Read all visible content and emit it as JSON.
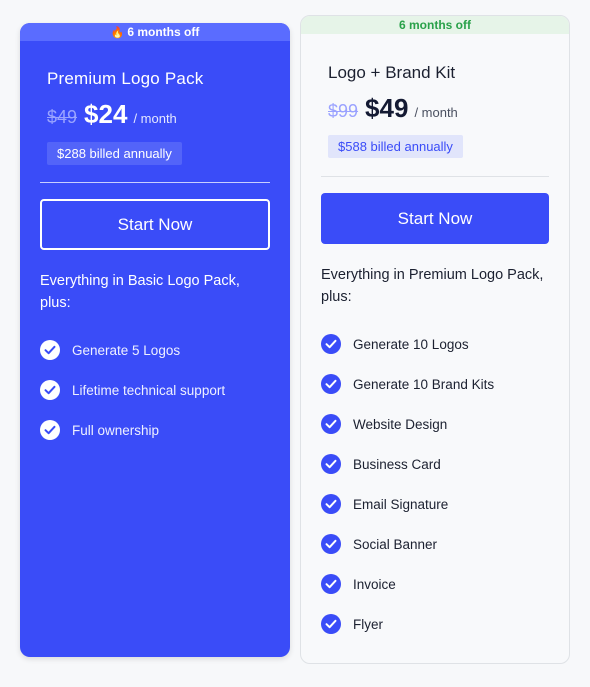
{
  "plans": [
    {
      "ribbon": "6 months off",
      "title": "Premium Logo Pack",
      "old_price": "$49",
      "price": "$24",
      "period": "/ month",
      "billed": "$288 billed annually",
      "cta": "Start Now",
      "intro": "Everything in Basic Logo Pack, plus:",
      "features": [
        "Generate 5 Logos",
        "Lifetime technical support",
        "Full ownership"
      ]
    },
    {
      "ribbon": "6 months off",
      "title": "Logo + Brand Kit",
      "old_price": "$99",
      "price": "$49",
      "period": "/ month",
      "billed": "$588 billed annually",
      "cta": "Start Now",
      "intro": "Everything in Premium Logo Pack, plus:",
      "features": [
        "Generate 10 Logos",
        "Generate 10 Brand Kits",
        "Website Design",
        "Business Card",
        "Email Signature",
        "Social Banner",
        "Invoice",
        "Flyer"
      ]
    }
  ],
  "icons": {
    "ribbon_1": "fire-icon",
    "feature": "check-circle-icon"
  },
  "colors": {
    "accent": "#3a4cf8",
    "ribbon_green": "#2aa14a",
    "ribbon_green_bg": "#e6f4e8"
  }
}
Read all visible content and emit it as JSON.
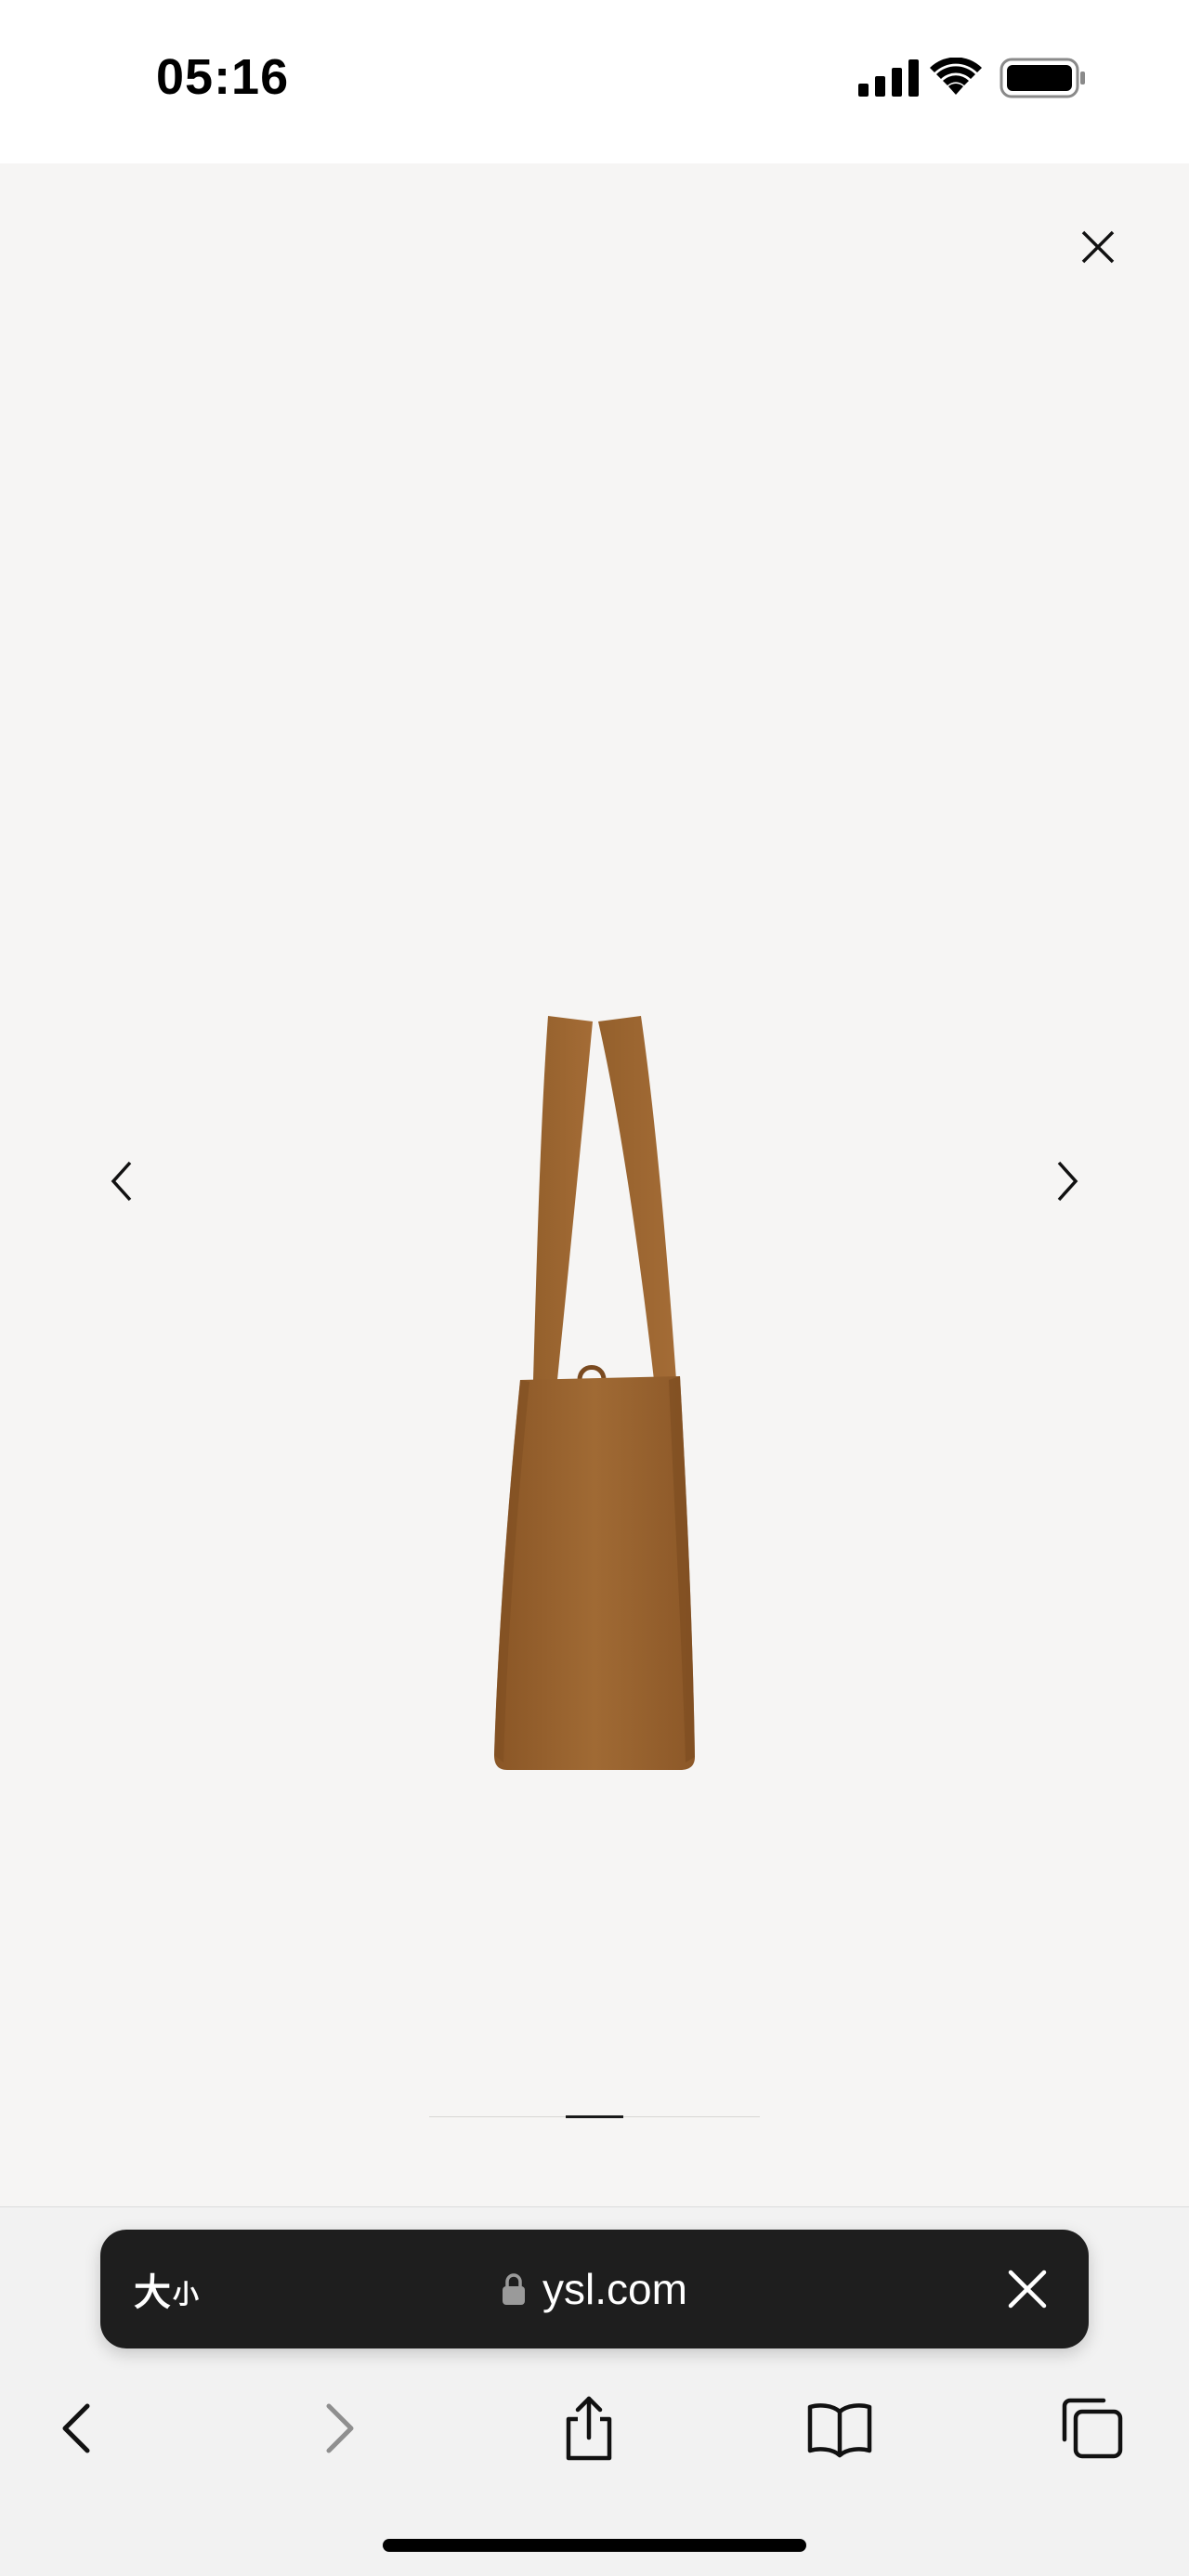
{
  "status_bar": {
    "time": "05:16",
    "icons": [
      "cellular-signal-icon",
      "wifi-icon",
      "battery-icon"
    ]
  },
  "viewer": {
    "close_icon": "close-icon",
    "prev_icon": "chevron-left-icon",
    "next_icon": "chevron-right-icon",
    "product_color": "#9a6430",
    "background_color": "#f6f5f4",
    "pager": {
      "current": 2,
      "total": 3
    }
  },
  "address_bar": {
    "text_size_big": "大",
    "text_size_small": "小",
    "url": "ysl.com",
    "lock_icon": "lock-icon",
    "close_icon": "close-icon"
  },
  "toolbar": {
    "buttons": [
      "back-icon",
      "forward-icon",
      "share-icon",
      "bookmarks-icon",
      "tabs-icon"
    ]
  }
}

● AIM OF THE EXERCISE:
Quote each record exactly as it stands, minus the pictures.

● COMPLETE ANSWER:
Read all visible content and emit it as JSON.
{
  "plans": [
    {
      "ribbon": "6 months off",
      "title": "Premium Logo Pack",
      "old_price": "$49",
      "price": "$24",
      "period": "/ month",
      "billed": "$288 billed annually",
      "cta": "Start Now",
      "intro": "Everything in Basic Logo Pack, plus:",
      "features": [
        "Generate 5 Logos",
        "Lifetime technical support",
        "Full ownership"
      ]
    },
    {
      "ribbon": "6 months off",
      "title": "Logo + Brand Kit",
      "old_price": "$99",
      "price": "$49",
      "period": "/ month",
      "billed": "$588 billed annually",
      "cta": "Start Now",
      "intro": "Everything in Premium Logo Pack, plus:",
      "features": [
        "Generate 10 Logos",
        "Generate 10 Brand Kits",
        "Website Design",
        "Business Card",
        "Email Signature",
        "Social Banner",
        "Invoice",
        "Flyer"
      ]
    }
  ],
  "icons": {
    "ribbon_1": "fire-icon",
    "feature": "check-circle-icon"
  },
  "colors": {
    "accent": "#3a4cf8",
    "ribbon_green": "#2aa14a",
    "ribbon_green_bg": "#e6f4e8"
  }
}
Read all visible content and emit it as JSON.
{
  "status_bar": {
    "time": "05:16",
    "icons": [
      "cellular-signal-icon",
      "wifi-icon",
      "battery-icon"
    ]
  },
  "viewer": {
    "close_icon": "close-icon",
    "prev_icon": "chevron-left-icon",
    "next_icon": "chevron-right-icon",
    "product_color": "#9a6430",
    "background_color": "#f6f5f4",
    "pager": {
      "current": 2,
      "total": 3
    }
  },
  "address_bar": {
    "text_size_big": "大",
    "text_size_small": "小",
    "url": "ysl.com",
    "lock_icon": "lock-icon",
    "close_icon": "close-icon"
  },
  "toolbar": {
    "buttons": [
      "back-icon",
      "forward-icon",
      "share-icon",
      "bookmarks-icon",
      "tabs-icon"
    ]
  }
}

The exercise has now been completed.